**Aim:** How many lines of the data hold the word "They"? State the number and nothing else.
===============
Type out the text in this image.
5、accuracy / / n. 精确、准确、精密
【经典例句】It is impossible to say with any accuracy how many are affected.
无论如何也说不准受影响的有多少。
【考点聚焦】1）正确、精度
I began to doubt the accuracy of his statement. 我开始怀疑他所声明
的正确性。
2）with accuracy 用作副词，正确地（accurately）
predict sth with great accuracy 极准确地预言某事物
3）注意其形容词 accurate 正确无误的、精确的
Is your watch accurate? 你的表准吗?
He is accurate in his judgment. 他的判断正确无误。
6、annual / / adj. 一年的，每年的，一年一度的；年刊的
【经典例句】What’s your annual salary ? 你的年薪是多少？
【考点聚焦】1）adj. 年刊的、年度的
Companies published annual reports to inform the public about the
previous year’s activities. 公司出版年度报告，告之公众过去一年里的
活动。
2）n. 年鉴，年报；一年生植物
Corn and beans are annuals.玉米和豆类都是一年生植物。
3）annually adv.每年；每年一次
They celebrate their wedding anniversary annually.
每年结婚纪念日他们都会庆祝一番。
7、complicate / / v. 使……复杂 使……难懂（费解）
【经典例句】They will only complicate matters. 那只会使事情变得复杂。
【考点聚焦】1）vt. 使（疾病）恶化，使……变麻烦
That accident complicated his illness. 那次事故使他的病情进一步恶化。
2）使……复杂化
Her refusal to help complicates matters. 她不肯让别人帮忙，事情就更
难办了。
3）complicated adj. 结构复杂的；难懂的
===============
**Answer to this task:** 2